Stated exercise.
Render the lines from the one with "table-cell-text: $20129.00 [63, 343, 170, 372]" to the one with "column-header: 申请时间 [305, 253, 395, 282]", both included, as a Markdown table with the columns No. and Entry. Number each row and leave out blank lines.

#####

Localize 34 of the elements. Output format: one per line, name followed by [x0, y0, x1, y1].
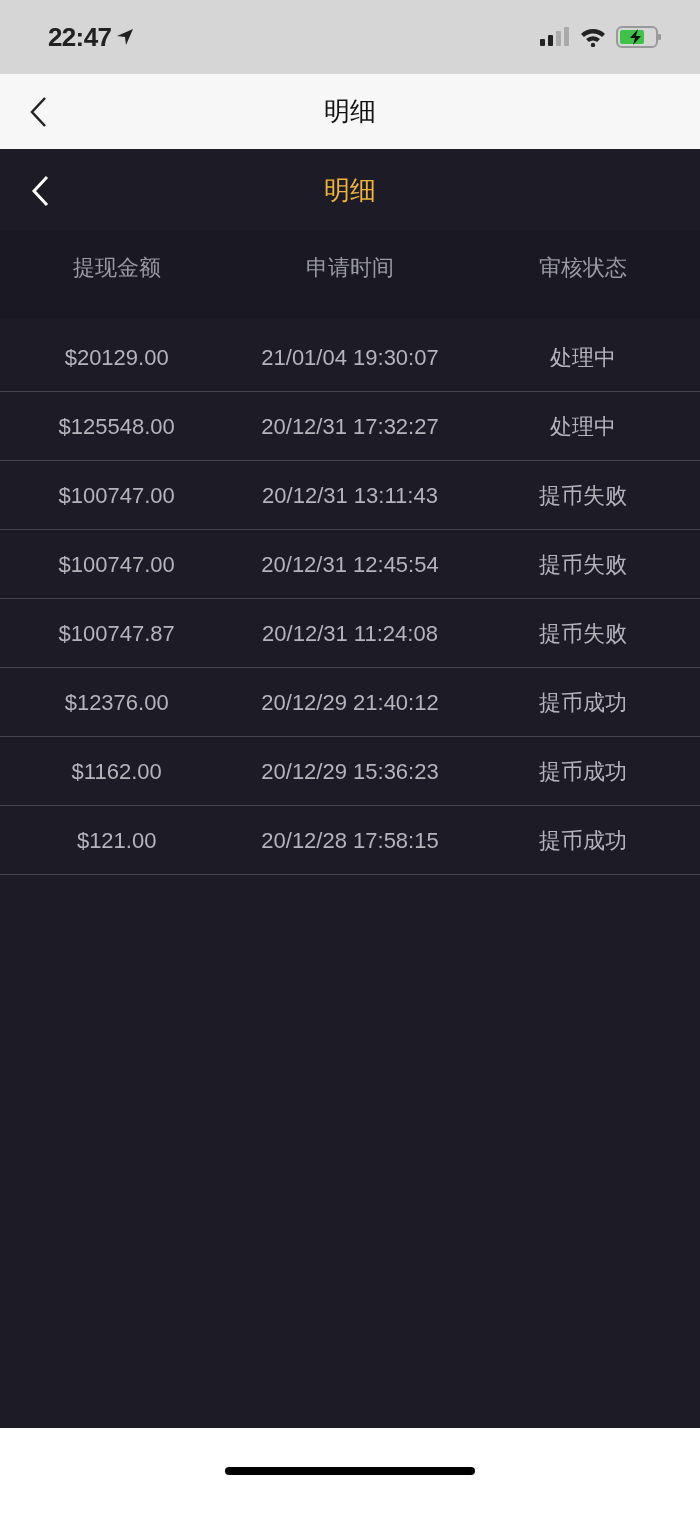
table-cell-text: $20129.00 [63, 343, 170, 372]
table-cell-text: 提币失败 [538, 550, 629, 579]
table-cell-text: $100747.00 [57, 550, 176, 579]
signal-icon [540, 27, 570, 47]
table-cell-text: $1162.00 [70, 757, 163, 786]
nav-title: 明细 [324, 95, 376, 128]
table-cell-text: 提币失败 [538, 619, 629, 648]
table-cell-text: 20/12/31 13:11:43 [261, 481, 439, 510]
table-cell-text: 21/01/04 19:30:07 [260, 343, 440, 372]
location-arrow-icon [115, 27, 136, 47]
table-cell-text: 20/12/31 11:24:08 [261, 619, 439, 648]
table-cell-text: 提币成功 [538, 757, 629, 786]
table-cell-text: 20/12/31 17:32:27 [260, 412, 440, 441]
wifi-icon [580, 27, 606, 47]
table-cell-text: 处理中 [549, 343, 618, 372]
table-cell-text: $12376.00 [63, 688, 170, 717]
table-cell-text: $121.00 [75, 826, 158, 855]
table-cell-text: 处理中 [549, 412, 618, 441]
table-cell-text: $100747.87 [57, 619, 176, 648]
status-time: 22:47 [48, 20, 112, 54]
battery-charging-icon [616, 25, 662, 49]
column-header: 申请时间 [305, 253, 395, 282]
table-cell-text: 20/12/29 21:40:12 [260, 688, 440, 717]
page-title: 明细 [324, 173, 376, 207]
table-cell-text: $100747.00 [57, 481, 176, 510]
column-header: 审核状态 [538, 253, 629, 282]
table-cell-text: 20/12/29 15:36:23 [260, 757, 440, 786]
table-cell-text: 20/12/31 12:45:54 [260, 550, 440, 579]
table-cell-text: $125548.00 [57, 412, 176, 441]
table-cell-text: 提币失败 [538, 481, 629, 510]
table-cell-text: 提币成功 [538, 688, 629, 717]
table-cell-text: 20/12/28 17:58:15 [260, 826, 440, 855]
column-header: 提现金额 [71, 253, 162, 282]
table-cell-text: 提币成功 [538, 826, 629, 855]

#####

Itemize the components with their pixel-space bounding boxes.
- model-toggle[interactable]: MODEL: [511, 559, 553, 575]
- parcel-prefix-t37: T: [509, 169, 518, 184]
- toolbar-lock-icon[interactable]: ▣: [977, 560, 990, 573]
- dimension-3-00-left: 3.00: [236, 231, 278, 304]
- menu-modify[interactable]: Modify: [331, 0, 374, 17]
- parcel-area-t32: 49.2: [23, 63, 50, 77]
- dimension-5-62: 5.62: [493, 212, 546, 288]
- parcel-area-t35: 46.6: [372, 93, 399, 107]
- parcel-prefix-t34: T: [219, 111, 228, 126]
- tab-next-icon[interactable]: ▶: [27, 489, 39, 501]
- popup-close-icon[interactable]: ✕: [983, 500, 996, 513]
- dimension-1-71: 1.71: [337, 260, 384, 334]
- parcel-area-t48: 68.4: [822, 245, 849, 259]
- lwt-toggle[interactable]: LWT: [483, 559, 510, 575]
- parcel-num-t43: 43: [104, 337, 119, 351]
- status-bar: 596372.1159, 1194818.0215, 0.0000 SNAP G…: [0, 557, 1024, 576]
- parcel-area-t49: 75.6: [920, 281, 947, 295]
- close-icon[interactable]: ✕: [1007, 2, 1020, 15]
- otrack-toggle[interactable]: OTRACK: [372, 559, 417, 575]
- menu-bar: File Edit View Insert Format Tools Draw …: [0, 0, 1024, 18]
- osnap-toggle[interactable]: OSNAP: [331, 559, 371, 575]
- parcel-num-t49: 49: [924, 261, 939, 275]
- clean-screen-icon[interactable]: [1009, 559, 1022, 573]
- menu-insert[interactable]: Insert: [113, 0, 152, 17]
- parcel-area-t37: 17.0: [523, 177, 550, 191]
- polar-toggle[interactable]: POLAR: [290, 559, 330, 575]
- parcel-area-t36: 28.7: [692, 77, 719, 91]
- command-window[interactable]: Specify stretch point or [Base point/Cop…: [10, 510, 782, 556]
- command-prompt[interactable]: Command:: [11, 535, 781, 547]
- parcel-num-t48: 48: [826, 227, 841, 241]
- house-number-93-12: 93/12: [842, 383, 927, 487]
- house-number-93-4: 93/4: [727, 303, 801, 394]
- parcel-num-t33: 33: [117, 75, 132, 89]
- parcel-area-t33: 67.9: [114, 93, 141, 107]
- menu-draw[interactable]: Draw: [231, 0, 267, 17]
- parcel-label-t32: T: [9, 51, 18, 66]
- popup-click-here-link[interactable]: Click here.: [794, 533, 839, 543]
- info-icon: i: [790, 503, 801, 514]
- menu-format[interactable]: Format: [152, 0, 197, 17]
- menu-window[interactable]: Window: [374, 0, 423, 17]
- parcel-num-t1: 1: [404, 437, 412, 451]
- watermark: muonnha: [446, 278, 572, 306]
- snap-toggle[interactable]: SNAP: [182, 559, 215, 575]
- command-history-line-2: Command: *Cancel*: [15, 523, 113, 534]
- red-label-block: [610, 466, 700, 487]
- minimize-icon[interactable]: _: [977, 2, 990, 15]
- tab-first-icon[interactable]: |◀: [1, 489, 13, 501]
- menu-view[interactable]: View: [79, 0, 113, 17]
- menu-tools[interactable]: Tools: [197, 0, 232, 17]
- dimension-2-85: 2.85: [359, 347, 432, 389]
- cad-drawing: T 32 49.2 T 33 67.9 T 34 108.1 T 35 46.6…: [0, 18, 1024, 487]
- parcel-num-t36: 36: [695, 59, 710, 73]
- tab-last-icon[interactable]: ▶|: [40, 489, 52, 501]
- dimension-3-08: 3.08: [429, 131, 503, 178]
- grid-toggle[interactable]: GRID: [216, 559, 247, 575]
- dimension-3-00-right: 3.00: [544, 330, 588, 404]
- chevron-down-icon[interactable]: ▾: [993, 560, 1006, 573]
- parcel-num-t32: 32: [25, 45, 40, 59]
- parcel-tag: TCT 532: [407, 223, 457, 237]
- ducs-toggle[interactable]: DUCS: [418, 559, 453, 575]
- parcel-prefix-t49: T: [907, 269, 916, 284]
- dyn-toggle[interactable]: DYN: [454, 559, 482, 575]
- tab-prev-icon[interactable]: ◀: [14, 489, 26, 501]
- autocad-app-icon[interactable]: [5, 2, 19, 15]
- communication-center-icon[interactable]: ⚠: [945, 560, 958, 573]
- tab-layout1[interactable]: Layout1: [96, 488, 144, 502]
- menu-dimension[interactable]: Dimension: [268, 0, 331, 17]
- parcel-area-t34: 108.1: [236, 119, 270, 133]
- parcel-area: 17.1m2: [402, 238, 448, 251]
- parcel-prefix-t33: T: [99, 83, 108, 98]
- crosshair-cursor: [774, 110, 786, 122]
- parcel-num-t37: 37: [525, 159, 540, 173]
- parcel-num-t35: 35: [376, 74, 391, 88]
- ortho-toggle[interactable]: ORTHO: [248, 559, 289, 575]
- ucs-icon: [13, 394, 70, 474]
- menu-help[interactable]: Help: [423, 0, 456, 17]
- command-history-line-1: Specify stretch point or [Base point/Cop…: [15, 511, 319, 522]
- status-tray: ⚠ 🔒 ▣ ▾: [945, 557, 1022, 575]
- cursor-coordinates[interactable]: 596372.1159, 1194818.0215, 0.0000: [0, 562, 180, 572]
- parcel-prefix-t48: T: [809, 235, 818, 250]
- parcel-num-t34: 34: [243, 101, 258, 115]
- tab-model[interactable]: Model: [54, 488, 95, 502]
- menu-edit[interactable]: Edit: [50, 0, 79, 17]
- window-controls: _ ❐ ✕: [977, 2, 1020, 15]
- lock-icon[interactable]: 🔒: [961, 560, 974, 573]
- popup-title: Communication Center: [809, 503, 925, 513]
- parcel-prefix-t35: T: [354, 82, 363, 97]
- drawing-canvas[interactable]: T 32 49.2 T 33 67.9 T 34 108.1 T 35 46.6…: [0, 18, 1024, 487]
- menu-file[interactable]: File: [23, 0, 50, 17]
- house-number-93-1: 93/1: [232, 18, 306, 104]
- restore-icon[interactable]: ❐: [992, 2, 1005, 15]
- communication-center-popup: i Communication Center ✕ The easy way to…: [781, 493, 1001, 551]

#####

Full output.
| No. | Entry |
|---|---|
| 1 | table-cell-text: $20129.00 [63, 343, 170, 372] |
| 2 | table-cell-text: 提币失败 [538, 550, 629, 579] |
| 3 | table-cell-text: $100747.00 [57, 550, 176, 579] |
| 4 | signal-icon [540, 27, 570, 47] |
| 5 | table-cell-text: $1162.00 [70, 757, 163, 786] |
| 6 | nav-title: 明细 [324, 95, 376, 128] |
| 7 | table-cell-text: 提币失败 [538, 619, 629, 648] |
| 8 | table-cell-text: 20/12/31 13:11:43 [261, 481, 439, 510] |
| 9 | table-cell-text: 21/01/04 19:30:07 [260, 343, 440, 372] |
| 10 | location-arrow-icon [115, 27, 136, 47] |
| 11 | table-cell-text: 20/12/31 11:24:08 [261, 619, 439, 648] |
| 12 | table-cell-text: 提币成功 [538, 757, 629, 786] |
| 13 | table-cell-text: 20/12/31 17:32:27 [260, 412, 440, 441] |
| 14 | wifi-icon [580, 27, 606, 47] |
| 15 | table-cell-text: 处理中 [549, 343, 618, 372] |
| 16 | table-cell-text: $12376.00 [63, 688, 170, 717] |
| 17 | table-cell-text: $121.00 [75, 826, 158, 855] |
| 18 | table-cell-text: 处理中 [549, 412, 618, 441] |
| 19 | table-cell-text: $100747.87 [57, 619, 176, 648] |
| 20 | status-time: 22:47 [48, 20, 112, 54] |
| 21 | battery-charging-icon [616, 25, 662, 49] |
| 22 | column-header: 申请时间 [305, 253, 395, 282] |